▶ **TASK SET**
- a) Decide whether each statement below agrees with the court order in the immigration case of Lascelles Noel Pownall, answering yes or no and quoting the words from the order that decide it. (i) The application for judicial review was dismissed. (ii) The respondent, Linval Keith Edwards, is a citizen of Jamaica. (iii) Mr. Edwards obtained landed status by misrepresenting himself to be his cousin.
- b) Write the next part of the court order in the immigration case of Lascelles Noel Pownall, picking up after its last sentence.

▶ **SOURCE PASSAGE**
——

OTTAWA, ONTARIO, THIS 29TH DAY OF NOVEMBER, 1999.

                                

BETWEEN:

     MINISTER OF CITIZENSHIP AND IMMIGRATION

         Applicant

     - and -


     LASCELLES NOEL POWNALL     


Respondent

     ORDER

     The application for judicial review of the decision of the Immigration Appeal Division is dismissed.

     The following question is certified pursuant to subsection 83(1):

Is a person who obtained a visa and was granted landed status by fraudulently misrepresenting his or her identity thereby not in possession of "lawful permission to establish permanent residence in Canada" and thus not a "permanent resident" within the meaning of subsection 70(1) of the Immigration Act ?

     "John M. Evans"

    

     J.F.C.C.


        





Date: 19991129


Docket: IMM-6715-98



BETWEEN:

     MINISTER OF CITIZENSHIP AND IMMIGRATION

         Applicant

     - and -


     LASCELLES NOEL POWNALL     


Respondent


     REASONS FOR ORDER

EVANS J.

A.      INTRODUCTION

[1]      The Federal Court of Appeal has recently held that a person who obtains a visa or is granted landed status by misrepresenting a material fact is not thereby disqualified from being a permanent resident in Canada, and is thus eligible to appeal to the Immigration Appeal Division of the Immigration and Refugee Board against a deportation order: Canada (Minister of Citizenship and Immigration) v. Seneca (A-261-98; September 29, 1999) (F.C.A.); Jaber v. Canada (Minister of Citizenship and Immigration) (A-917-97; September 30, 1999) (F.C.A.).

[2]      The respondent in this case, Linval Keith Edwards, a citizen of Jamaica, was granted landed status in Canada by fraudulently misrepresenting himself to be his brother, Lascelles Noel Pownall. The issue raised is whether a misrepresentation of identity is different from a misrepresentation of other material facts. If it is, then Mr. Edwards is not a permanent resident and the Immigration Appeal Division had no jurisdiction to entertain his appeal and, "having regard to all the circumstances of the case", to stay the execution of the deportation order.

——

▶ **DATA ENTRIES**

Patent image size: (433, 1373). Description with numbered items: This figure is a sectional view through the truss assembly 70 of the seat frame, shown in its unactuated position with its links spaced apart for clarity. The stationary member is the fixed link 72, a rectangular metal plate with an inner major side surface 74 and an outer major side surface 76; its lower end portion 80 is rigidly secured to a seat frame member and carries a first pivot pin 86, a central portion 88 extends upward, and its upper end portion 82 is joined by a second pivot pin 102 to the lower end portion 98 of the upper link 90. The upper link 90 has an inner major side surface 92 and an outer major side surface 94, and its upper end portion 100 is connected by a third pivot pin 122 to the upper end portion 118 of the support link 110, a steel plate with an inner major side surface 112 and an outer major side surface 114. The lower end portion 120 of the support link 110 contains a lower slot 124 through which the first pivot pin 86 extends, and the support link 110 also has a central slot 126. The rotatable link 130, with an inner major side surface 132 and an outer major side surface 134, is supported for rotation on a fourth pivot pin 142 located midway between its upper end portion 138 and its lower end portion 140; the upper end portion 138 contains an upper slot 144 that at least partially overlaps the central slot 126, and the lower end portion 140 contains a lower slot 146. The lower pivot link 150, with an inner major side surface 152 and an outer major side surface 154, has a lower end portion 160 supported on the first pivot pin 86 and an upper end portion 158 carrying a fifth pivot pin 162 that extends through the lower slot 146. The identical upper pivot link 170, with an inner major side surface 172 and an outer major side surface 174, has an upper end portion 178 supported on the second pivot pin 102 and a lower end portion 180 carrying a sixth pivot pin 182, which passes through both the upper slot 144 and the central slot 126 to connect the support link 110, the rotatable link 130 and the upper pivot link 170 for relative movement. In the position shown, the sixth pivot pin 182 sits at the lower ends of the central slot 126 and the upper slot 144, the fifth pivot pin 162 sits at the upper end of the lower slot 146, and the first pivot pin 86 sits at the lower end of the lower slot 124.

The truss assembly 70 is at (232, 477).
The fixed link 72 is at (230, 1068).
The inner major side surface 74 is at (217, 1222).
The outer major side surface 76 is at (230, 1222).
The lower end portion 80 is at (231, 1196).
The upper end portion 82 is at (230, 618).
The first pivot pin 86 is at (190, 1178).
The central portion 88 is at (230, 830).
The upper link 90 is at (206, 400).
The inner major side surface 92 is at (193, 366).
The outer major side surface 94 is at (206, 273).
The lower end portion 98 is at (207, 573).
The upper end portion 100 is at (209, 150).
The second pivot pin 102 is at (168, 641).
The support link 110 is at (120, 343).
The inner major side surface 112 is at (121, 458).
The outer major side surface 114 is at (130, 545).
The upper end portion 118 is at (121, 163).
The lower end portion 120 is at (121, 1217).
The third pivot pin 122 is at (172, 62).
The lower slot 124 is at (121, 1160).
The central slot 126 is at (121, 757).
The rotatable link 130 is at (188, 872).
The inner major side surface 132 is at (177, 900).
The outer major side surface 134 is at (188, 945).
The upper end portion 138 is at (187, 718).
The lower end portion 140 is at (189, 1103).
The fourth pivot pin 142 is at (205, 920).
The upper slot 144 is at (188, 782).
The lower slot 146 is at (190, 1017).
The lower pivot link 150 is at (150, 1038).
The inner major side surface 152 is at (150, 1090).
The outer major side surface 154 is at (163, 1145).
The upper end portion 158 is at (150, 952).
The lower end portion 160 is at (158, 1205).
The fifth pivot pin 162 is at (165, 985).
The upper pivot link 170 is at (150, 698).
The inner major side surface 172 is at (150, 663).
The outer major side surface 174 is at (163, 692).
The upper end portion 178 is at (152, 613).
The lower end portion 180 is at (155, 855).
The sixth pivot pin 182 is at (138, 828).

——

▶ **OUTPUTS IN ORDER**
- a)
(i) Yes: "The application for judicial review of the decision of the Immigration Appeal Division is dismissed."
(ii) Yes: "Linval Keith Edwards, a citizen of Jamaica"
(iii) No: "fraudulently misrepresenting himself to be his brother, Lascelles Noel Pownall"

- b)
[3]      In this application for judicial review the Minister of Citizenship and Immigration seeks an order setting aside the Board"s decision on the ground that it erred in law in concluding that Mr. Pownall was a "permanent resident" with a right of appeal under subsection 70(1) of the Immigration Act , R.S.C.1985, c. I-2, and thus exceeded its jurisdiction in granting a stay.

B.      FACTUAL BACKGROUND

[4]      The respondent first came to Canada in 1979 or 1980. Under the alias of Frank Sergi he was convicted in 1980 of minor property offences, and in 1981 of possession of marijuana. He was ordered deported and left Canada in January 1982.

[5]      In 1983 Mr. Edwards returned to Canada illegally without the consent of the Minister, and used another alias to obtain employment. In 1986 he married Abalone Petersen in Toronto and she applied to sponsor him for permanent residence under the name of Linval Edwards. However, their marriage broke up and in June 1990 Ms. Petersen withdrew her sponsorship.

[6]      In October 1991 the respondent was ordered deported for a second time and left Canada in November 1991.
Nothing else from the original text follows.